**Aim of the task**
Gather up every line that includes the string "boundary".

**Provided data**
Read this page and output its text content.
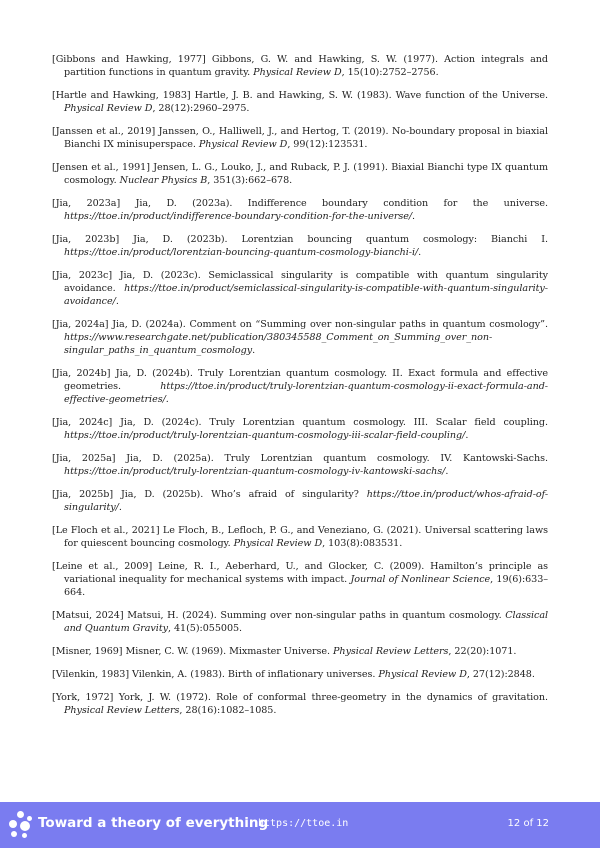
[Gibbons and Hawking, 1977] Gibbons, G. W. and Hawking, S. W. (1977). Action integrals and partition functions in quantum gravity. Physical Review D, 15(10):2752–2756.

[Hartle and Hawking, 1983] Hartle, J. B. and Hawking, S. W. (1983). Wave function of the Universe. Physical Review D, 28(12):2960–2975.

[Janssen et al., 2019] Janssen, O., Halliwell, J., and Hertog, T. (2019). No-boundary proposal in biaxial Bianchi IX minisuperspace. Physical Review D, 99(12):123531.

[Jensen et al., 1991] Jensen, L. G., Louko, J., and Ruback, P. J. (1991). Biaxial Bianchi type IX quantum cosmology. Nuclear Physics B, 351(3):662–678.

[Jia, 2023a] Jia, D. (2023a). Indifference boundary condition for the universe. https://ttoe.in/product/indifference-boundary-condition-for-the-universe/.

[Jia, 2023b] Jia, D. (2023b). Lorentzian bouncing quantum cosmology: Bianchi I. https://ttoe.in/product/lorentzian-bouncing-quantum-cosmology-bianchi-i/.

[Jia, 2023c] Jia, D. (2023c). Semiclassical singularity is compatible with quantum singularity avoidance. https://ttoe.in/product/semiclassical-singularity-is-compatible-with-quantum-singularity-avoidance/.

[Jia, 2024a] Jia, D. (2024a). Comment on “Summing over non-singular paths in quantum cosmology”. https://www.researchgate.net/publication/380345588_Comment_on_Summing_over_non-singular_paths_in_quantum_cosmology.

[Jia, 2024b] Jia, D. (2024b). Truly Lorentzian quantum cosmology. II. Exact formula and effective geometries.	https://ttoe.in/product/truly-lorentzian-quantum-cosmology-ii-exact-formula-and-effective-geometries/.

[Jia, 2024c] Jia, D. (2024c). Truly Lorentzian quantum cosmology. III. Scalar field coupling. https://ttoe.in/product/truly-lorentzian-quantum-cosmology-iii-scalar-field-coupling/.

[Jia, 2025a] Jia, D. (2025a). Truly Lorentzian quantum cosmology. IV. Kantowski-Sachs. https://ttoe.in/product/truly-lorentzian-quantum-cosmology-iv-kantowski-sachs/.

[Jia, 2025b] Jia, D. (2025b). Who’s afraid of singularity? https://ttoe.in/product/whos-afraid-of-singularity/.

[Le Floch et al., 2021] Le Floch, B., Lefloch, P. G., and Veneziano, G. (2021). Universal scattering laws for quiescent bouncing cosmology. Physical Review D, 103(8):083531.

[Leine et al., 2009] Leine, R. I., Aeberhard, U., and Glocker, C. (2009). Hamilton’s principle as variational inequality for mechanical systems with impact. Journal of Nonlinear Science, 19(6):633–664.

[Matsui, 2024] Matsui, H. (2024). Summing over non-singular paths in quantum cosmology. Classical and Quantum Gravity, 41(5):055005.

[Misner, 1969] Misner, C. W. (1969). Mixmaster Universe. Physical Review Letters, 22(20):1071.

[Vilenkin, 1983] Vilenkin, A. (1983). Birth of inflationary universes. Physical Review D, 27(12):2848.

[York, 1972] York, J. W. (1972). Role of conformal three-geometry in the dynamics of gravitation. Physical Review Letters, 28(16):1082–1085.

Toward a theory of everything
https://ttoe.in	12 of 12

**Response below**
[Janssen et al., 2019] Janssen, O., Halliwell, J., and Hertog, T. (2019). No-boundary proposal in biaxial Bianchi IX minisuperspace. Physical Review D, 99(12):123531.
[Jia, 2023a] Jia, D. (2023a). Indifference boundary condition for the universe. https://ttoe.in/product/indifference-boundary-condition-for-the-universe/.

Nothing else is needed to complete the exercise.